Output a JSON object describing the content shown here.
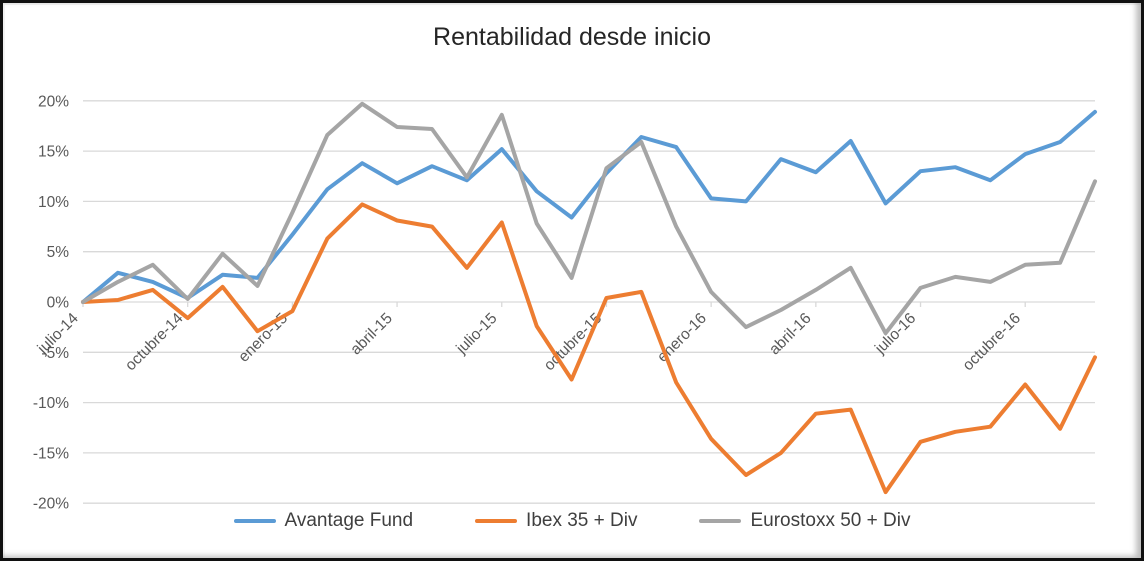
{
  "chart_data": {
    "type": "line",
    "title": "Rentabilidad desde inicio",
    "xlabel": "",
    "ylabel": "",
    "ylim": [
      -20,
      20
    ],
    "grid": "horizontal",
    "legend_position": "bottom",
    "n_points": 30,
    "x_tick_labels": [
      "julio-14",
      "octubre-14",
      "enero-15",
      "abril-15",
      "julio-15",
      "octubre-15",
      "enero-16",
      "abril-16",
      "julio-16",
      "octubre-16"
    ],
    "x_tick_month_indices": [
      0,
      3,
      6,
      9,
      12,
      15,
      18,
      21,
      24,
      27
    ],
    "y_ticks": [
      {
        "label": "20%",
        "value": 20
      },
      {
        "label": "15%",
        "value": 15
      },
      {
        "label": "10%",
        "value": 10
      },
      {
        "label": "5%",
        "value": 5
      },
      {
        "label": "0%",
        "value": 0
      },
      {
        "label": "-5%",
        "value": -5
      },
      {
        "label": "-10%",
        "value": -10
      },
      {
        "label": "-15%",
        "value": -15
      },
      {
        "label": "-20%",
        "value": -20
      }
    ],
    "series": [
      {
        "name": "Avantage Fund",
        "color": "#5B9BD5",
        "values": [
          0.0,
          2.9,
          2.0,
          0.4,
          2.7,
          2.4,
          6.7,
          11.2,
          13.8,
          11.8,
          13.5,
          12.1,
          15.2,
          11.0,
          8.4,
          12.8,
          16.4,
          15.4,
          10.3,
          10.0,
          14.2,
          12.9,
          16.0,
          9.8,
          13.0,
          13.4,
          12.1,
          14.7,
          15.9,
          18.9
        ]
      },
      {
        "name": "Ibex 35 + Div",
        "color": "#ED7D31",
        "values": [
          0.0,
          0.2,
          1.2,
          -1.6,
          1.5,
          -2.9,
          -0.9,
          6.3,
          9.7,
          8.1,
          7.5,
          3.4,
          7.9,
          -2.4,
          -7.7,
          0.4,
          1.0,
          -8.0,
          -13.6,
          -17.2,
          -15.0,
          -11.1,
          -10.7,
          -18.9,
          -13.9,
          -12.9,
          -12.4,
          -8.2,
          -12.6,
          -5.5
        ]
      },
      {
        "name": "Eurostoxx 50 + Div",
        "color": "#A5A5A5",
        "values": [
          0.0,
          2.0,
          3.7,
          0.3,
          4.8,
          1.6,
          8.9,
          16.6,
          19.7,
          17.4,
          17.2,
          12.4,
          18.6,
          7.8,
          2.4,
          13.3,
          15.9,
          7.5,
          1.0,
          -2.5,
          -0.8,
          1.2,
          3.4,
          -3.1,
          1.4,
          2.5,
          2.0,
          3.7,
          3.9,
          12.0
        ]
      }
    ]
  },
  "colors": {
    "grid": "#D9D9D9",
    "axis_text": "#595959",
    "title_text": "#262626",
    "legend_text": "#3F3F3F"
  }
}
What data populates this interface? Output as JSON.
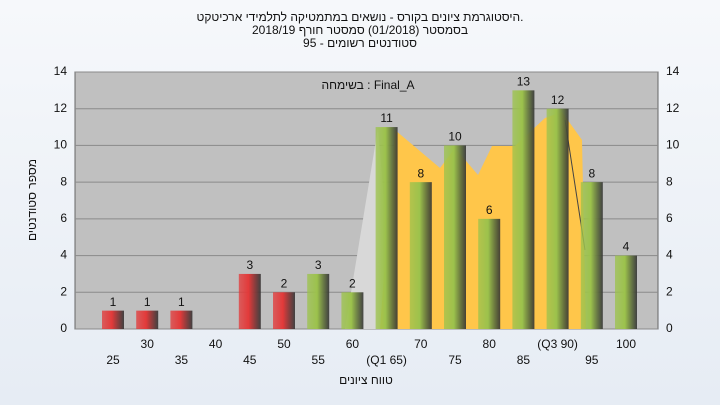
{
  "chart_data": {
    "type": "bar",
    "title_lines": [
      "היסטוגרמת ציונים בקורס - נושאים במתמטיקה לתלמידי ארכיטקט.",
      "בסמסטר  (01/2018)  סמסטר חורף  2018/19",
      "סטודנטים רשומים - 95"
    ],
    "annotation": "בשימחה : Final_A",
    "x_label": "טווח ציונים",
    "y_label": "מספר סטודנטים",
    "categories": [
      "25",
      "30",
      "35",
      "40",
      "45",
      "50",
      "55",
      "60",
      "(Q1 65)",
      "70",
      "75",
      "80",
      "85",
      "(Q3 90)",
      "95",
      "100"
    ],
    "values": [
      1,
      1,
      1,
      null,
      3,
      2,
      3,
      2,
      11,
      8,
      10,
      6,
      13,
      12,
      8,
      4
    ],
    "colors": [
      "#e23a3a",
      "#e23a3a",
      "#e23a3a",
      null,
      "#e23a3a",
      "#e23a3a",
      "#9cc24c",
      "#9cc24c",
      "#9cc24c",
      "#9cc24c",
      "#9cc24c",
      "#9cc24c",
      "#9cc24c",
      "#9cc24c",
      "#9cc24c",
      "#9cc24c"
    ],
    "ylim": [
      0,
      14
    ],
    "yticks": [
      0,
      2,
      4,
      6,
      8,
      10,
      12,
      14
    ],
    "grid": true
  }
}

GIVEN INSTRUCTION:
Check all the records above and select each line where the string "name" is found.

CORRECT RESPONSE:
        "name": "Avantage Fund",
        "name": "Ibex 35 + Div",
        "name": "Eurostoxx 50 + Div",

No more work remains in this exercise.